Saved data entries
★ ★ ★ ★ ★

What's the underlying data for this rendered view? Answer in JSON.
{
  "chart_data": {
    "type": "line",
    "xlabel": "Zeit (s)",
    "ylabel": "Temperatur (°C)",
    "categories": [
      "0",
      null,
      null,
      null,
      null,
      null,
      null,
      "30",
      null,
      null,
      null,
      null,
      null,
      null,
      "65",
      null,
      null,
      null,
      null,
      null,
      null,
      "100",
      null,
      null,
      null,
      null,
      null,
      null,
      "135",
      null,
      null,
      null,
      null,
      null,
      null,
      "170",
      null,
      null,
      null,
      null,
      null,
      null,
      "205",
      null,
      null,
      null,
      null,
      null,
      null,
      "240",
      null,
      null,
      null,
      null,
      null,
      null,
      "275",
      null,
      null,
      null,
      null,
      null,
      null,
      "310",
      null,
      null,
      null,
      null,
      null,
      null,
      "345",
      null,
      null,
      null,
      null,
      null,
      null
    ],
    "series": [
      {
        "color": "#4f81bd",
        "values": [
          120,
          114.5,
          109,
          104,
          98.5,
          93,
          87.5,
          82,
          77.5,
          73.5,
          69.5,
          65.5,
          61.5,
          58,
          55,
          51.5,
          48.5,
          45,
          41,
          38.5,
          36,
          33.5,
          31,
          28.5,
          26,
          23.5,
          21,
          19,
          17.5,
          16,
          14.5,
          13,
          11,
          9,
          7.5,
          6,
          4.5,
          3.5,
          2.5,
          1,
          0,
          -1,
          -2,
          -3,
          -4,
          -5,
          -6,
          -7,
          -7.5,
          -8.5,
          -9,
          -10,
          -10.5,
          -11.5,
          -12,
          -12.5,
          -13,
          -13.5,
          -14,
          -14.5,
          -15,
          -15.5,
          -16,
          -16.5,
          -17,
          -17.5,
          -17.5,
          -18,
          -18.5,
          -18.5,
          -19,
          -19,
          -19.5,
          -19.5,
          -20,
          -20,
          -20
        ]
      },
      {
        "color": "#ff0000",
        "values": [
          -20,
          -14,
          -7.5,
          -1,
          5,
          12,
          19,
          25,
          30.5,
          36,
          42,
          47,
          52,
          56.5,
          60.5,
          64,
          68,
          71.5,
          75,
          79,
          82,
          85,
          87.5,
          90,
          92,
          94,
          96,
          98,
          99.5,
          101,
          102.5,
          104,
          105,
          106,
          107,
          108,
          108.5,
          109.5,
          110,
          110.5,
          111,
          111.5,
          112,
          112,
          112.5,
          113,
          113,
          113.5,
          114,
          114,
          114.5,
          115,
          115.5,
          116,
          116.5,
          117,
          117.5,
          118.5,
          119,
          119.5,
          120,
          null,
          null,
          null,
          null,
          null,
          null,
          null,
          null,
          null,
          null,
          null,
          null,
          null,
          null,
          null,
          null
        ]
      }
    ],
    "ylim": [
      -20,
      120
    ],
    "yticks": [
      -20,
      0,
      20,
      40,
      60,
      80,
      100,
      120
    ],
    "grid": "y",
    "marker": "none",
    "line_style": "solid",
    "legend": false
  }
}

★ ★ ★ ★ ★

What is being asked:
Would you reproduce all the entries exactly?

Expected answer:
What's the underlying data for this rendered view? Answer in JSON.
{
  "chart_data": {
    "type": "line",
    "xlabel": "Zeit (s)",
    "ylabel": "Temperatur (°C)",
    "categories": [
      "0",
      null,
      null,
      null,
      null,
      null,
      null,
      "30",
      null,
      null,
      null,
      null,
      null,
      null,
      "65",
      null,
      null,
      null,
      null,
      null,
      null,
      "100",
      null,
      null,
      null,
      null,
      null,
      null,
      "135",
      null,
      null,
      null,
      null,
      null,
      null,
      "170",
      null,
      null,
      null,
      null,
      null,
      null,
      "205",
      null,
      null,
      null,
      null,
      null,
      null,
      "240",
      null,
      null,
      null,
      null,
      null,
      null,
      "275",
      null,
      null,
      null,
      null,
      null,
      null,
      "310",
      null,
      null,
      null,
      null,
      null,
      null,
      "345",
      null,
      null,
      null,
      null,
      null,
      null
    ],
    "series": [
      {
        "color": "#4f81bd",
        "values": [
          120,
          114.5,
          109,
          104,
          98.5,
          93,
          87.5,
          82,
          77.5,
          73.5,
          69.5,
          65.5,
          61.5,
          58,
          55,
          51.5,
          48.5,
          45,
          41,
          38.5,
          36,
          33.5,
          31,
          28.5,
          26,
          23.5,
          21,
          19,
          17.5,
          16,
          14.5,
          13,
          11,
          9,
          7.5,
          6,
          4.5,
          3.5,
          2.5,
          1,
          0,
          -1,
          -2,
          -3,
          -4,
          -5,
          -6,
          -7,
          -7.5,
          -8.5,
          -9,
          -10,
          -10.5,
          -11.5,
          -12,
          -12.5,
          -13,
          -13.5,
          -14,
          -14.5,
          -15,
          -15.5,
          -16,
          -16.5,
          -17,
          -17.5,
          -17.5,
          -18,
          -18.5,
          -18.5,
          -19,
          -19,
          -19.5,
          -19.5,
          -20,
          -20,
          -20
        ]
      },
      {
        "color": "#ff0000",
        "values": [
          -20,
          -14,
          -7.5,
          -1,
          5,
          12,
          19,
          25,
          30.5,
          36,
          42,
          47,
          52,
          56.5,
          60.5,
          64,
          68,
          71.5,
          75,
          79,
          82,
          85,
          87.5,
          90,
          92,
          94,
          96,
          98,
          99.5,
          101,
          102.5,
          104,
          105,
          106,
          107,
          108,
          108.5,
          109.5,
          110,
          110.5,
          111,
          111.5,
          112,
          112,
          112.5,
          113,
          113,
          113.5,
          114,
          114,
          114.5,
          115,
          115.5,
          116,
          116.5,
          117,
          117.5,
          118.5,
          119,
          119.5,
          120,
          null,
          null,
          null,
          null,
          null,
          null,
          null,
          null,
          null,
          null,
          null,
          null,
          null,
          null,
          null,
          null
        ]
      }
    ],
    "ylim": [
      -20,
      120
    ],
    "yticks": [
      -20,
      0,
      20,
      40,
      60,
      80,
      100,
      120
    ],
    "grid": "y",
    "marker": "none",
    "line_style": "solid",
    "legend": false
  }
}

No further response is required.